> [Job] Swap every "interactable" in the records below for "clickable", and leave every other part of each line as it is.

Items listed in a dataset:
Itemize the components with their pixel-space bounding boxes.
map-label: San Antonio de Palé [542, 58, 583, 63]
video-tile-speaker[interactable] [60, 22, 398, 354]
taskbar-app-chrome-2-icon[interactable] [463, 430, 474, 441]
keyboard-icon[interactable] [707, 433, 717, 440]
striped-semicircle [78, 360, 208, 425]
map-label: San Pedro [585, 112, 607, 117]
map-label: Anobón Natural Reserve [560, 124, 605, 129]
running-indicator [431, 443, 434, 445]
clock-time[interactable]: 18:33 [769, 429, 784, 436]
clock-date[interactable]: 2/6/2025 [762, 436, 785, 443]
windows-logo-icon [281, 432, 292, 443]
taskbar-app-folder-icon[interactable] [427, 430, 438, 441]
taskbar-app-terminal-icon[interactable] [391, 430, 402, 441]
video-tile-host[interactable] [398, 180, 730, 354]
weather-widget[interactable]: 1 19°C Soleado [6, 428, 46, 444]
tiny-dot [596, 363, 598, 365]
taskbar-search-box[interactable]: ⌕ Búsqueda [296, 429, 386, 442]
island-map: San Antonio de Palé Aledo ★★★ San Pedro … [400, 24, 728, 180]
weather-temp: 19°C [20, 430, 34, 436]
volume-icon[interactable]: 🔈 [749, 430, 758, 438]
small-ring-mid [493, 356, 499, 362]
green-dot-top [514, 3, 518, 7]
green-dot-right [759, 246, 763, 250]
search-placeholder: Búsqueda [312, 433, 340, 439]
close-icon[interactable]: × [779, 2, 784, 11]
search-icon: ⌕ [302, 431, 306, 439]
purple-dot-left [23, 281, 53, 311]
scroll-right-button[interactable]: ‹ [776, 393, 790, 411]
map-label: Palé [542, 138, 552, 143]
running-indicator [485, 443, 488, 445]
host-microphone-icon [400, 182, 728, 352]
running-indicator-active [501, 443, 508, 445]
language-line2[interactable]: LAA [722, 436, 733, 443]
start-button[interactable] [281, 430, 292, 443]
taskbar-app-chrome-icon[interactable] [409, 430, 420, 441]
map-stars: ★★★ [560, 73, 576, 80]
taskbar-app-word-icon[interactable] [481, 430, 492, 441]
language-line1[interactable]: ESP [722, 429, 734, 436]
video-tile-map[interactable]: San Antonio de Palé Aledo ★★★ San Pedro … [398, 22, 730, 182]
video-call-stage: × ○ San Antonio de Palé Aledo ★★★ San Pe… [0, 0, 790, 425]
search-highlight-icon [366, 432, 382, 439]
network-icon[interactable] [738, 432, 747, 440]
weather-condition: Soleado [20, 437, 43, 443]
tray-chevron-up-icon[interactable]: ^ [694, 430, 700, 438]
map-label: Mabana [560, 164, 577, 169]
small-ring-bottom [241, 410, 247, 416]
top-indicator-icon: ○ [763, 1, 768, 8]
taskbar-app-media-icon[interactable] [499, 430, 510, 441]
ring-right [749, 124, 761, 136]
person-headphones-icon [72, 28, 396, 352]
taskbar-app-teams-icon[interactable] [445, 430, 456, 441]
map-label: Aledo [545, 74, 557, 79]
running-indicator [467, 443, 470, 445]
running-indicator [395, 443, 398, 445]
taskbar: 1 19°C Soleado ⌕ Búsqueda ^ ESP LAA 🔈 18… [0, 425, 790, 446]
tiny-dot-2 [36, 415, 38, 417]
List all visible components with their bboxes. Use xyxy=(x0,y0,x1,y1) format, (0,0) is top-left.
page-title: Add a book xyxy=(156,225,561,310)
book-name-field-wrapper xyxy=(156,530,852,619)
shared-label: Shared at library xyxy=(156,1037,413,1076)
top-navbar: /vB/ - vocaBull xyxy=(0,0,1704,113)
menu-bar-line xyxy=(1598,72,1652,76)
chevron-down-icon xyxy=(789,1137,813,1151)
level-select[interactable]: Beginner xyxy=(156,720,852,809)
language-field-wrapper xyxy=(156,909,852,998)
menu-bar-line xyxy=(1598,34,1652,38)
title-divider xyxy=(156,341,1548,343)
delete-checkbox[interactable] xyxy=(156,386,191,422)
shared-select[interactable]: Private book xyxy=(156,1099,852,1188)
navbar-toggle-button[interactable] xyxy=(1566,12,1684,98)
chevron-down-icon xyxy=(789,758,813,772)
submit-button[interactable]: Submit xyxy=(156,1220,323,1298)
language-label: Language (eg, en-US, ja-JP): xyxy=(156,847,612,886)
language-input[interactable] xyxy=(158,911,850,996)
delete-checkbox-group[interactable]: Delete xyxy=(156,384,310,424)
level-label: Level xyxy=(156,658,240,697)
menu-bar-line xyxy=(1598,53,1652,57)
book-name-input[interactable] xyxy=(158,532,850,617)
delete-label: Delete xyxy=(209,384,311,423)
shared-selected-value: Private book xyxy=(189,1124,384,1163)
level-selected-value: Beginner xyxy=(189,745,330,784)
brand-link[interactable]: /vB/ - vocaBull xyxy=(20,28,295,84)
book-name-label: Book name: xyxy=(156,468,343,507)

> [The result]
Itemize the components with their pixel-space bounding boxes.
map-label: San Antonio de Palé [542, 58, 583, 63]
video-tile-speaker[clickable] [60, 22, 398, 354]
taskbar-app-chrome-2-icon[clickable] [463, 430, 474, 441]
keyboard-icon[clickable] [707, 433, 717, 440]
striped-semicircle [78, 360, 208, 425]
map-label: San Pedro [585, 112, 607, 117]
map-label: Anobón Natural Reserve [560, 124, 605, 129]
running-indicator [431, 443, 434, 445]
clock-time[clickable]: 18:33 [769, 429, 784, 436]
clock-date[clickable]: 2/6/2025 [762, 436, 785, 443]
windows-logo-icon [281, 432, 292, 443]
taskbar-app-folder-icon[clickable] [427, 430, 438, 441]
taskbar-app-terminal-icon[clickable] [391, 430, 402, 441]
video-tile-host[clickable] [398, 180, 730, 354]
weather-widget[clickable]: 1 19°C Soleado [6, 428, 46, 444]
tiny-dot [596, 363, 598, 365]
taskbar-search-box[clickable]: ⌕ Búsqueda [296, 429, 386, 442]
island-map: San Antonio de Palé Aledo ★★★ San Pedro … [400, 24, 728, 180]
weather-temp: 19°C [20, 430, 34, 436]
volume-icon[clickable]: 🔈 [749, 430, 758, 438]
small-ring-mid [493, 356, 499, 362]
green-dot-top [514, 3, 518, 7]
green-dot-right [759, 246, 763, 250]
search-placeholder: Búsqueda [312, 433, 340, 439]
close-icon[clickable]: × [779, 2, 784, 11]
search-icon: ⌕ [302, 431, 306, 439]
purple-dot-left [23, 281, 53, 311]
scroll-right-button[clickable]: ‹ [776, 393, 790, 411]
map-label: Palé [542, 138, 552, 143]
running-indicator [485, 443, 488, 445]
host-microphone-icon [400, 182, 728, 352]
running-indicator-active [501, 443, 508, 445]
language-line2[clickable]: LAA [722, 436, 733, 443]
start-button[clickable] [281, 430, 292, 443]
taskbar-app-chrome-icon[clickable] [409, 430, 420, 441]
map-stars: ★★★ [560, 73, 576, 80]
taskbar-app-word-icon[clickable] [481, 430, 492, 441]
language-line1[clickable]: ESP [722, 429, 734, 436]
video-tile-map[clickable]: San Antonio de Palé Aledo ★★★ San Pedro … [398, 22, 730, 182]
video-call-stage: × ○ San Antonio de Palé Aledo ★★★ San Pe… [0, 0, 790, 425]
search-highlight-icon [366, 432, 382, 439]
network-icon[clickable] [738, 432, 747, 440]
weather-condition: Soleado [20, 437, 43, 443]
tray-chevron-up-icon[clickable]: ^ [694, 430, 700, 438]
map-label: Mabana [560, 164, 577, 169]
small-ring-bottom [241, 410, 247, 416]
top-indicator-icon: ○ [763, 1, 768, 8]
taskbar-app-media-icon[clickable] [499, 430, 510, 441]
ring-right [749, 124, 761, 136]
person-headphones-icon [72, 28, 396, 352]
taskbar-app-teams-icon[clickable] [445, 430, 456, 441]
map-label: Aledo [545, 74, 557, 79]
running-indicator [467, 443, 470, 445]
running-indicator [395, 443, 398, 445]
taskbar: 1 19°C Soleado ⌕ Búsqueda ^ ESP LAA 🔈 18… [0, 425, 790, 446]
tiny-dot-2 [36, 415, 38, 417]
List all visible components with their bboxes. Use xyxy=(x0,y0,x1,y1) format, (0,0) is top-left.
page-title: Add a book xyxy=(156,225,561,310)
book-name-field-wrapper xyxy=(156,530,852,619)
shared-label: Shared at library xyxy=(156,1037,413,1076)
top-navbar: /vB/ - vocaBull xyxy=(0,0,1704,113)
menu-bar-line xyxy=(1598,72,1652,76)
chevron-down-icon xyxy=(789,1137,813,1151)
level-select[clickable]: Beginner xyxy=(156,720,852,809)
language-field-wrapper xyxy=(156,909,852,998)
menu-bar-line xyxy=(1598,34,1652,38)
title-divider xyxy=(156,341,1548,343)
delete-checkbox[clickable] xyxy=(156,386,191,422)
shared-select[clickable]: Private book xyxy=(156,1099,852,1188)
navbar-toggle-button[clickable] xyxy=(1566,12,1684,98)
chevron-down-icon xyxy=(789,758,813,772)
submit-button[clickable]: Submit xyxy=(156,1220,323,1298)
language-label: Language (eg, en-US, ja-JP): xyxy=(156,847,612,886)
language-input[clickable] xyxy=(158,911,850,996)
delete-checkbox-group[clickable]: Delete xyxy=(156,384,310,424)
level-label: Level xyxy=(156,658,240,697)
menu-bar-line xyxy=(1598,53,1652,57)
book-name-input[clickable] xyxy=(158,532,850,617)
delete-label: Delete xyxy=(209,384,311,423)
shared-selected-value: Private book xyxy=(189,1124,384,1163)
level-selected-value: Beginner xyxy=(189,745,330,784)
brand-link[clickable]: /vB/ - vocaBull xyxy=(20,28,295,84)
book-name-label: Book name: xyxy=(156,468,343,507)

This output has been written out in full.